▸ **Task instructions**
Show all lines from the listing below that contain "this".

[start of Material]

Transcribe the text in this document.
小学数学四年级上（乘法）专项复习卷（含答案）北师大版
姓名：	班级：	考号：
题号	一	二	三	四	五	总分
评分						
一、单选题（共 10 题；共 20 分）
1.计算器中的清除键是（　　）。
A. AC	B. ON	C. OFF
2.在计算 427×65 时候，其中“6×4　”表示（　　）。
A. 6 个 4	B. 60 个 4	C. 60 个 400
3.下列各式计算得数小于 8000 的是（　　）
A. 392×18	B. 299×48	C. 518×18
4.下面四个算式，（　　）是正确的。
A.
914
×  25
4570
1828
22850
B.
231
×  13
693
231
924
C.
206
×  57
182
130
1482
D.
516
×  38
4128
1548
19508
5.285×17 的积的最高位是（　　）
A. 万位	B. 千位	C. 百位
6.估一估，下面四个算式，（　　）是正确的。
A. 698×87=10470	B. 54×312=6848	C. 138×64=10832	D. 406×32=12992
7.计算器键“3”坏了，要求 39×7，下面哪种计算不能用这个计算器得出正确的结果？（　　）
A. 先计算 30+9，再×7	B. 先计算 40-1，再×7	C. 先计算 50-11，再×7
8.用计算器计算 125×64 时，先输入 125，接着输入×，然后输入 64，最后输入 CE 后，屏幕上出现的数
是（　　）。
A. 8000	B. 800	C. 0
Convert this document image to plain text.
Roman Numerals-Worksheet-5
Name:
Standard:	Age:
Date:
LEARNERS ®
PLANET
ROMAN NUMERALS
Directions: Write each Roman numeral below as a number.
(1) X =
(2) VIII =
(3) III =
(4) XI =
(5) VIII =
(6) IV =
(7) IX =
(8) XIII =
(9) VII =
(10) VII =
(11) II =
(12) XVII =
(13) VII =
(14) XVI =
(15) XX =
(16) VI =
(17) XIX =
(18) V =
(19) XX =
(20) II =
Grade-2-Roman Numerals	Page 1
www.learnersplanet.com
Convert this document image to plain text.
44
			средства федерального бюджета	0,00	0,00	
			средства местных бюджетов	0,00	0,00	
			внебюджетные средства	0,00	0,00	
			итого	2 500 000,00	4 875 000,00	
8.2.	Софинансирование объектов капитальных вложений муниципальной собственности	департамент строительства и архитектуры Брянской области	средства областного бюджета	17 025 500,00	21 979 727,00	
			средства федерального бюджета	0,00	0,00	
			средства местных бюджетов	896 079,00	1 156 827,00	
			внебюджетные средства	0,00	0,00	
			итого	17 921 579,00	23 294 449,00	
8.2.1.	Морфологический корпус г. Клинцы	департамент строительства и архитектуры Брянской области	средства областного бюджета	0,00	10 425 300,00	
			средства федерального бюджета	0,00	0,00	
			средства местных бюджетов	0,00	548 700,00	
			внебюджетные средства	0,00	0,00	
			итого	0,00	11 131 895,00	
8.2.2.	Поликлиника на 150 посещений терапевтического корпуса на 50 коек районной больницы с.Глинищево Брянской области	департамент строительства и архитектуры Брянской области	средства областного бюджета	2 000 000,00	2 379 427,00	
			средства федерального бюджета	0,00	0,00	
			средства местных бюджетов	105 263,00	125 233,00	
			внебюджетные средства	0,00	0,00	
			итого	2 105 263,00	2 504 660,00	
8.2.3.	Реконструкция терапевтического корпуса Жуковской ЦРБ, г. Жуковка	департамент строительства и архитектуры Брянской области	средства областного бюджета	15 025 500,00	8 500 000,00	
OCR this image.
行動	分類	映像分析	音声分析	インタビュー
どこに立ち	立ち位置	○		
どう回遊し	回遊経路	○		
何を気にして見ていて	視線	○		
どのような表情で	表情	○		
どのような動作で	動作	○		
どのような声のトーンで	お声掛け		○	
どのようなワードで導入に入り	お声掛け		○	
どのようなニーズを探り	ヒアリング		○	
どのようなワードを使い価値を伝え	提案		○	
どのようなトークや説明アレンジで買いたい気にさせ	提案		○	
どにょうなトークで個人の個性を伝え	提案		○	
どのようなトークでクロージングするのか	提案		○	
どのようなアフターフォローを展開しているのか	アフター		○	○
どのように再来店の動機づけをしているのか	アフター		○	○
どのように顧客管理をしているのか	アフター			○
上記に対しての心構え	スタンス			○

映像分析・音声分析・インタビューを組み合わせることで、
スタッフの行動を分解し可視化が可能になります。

[end of Material]

▸ **Task response**
Transcribe the text in this document.
Convert this document image to plain text.
Convert this document image to plain text.
OCR this image.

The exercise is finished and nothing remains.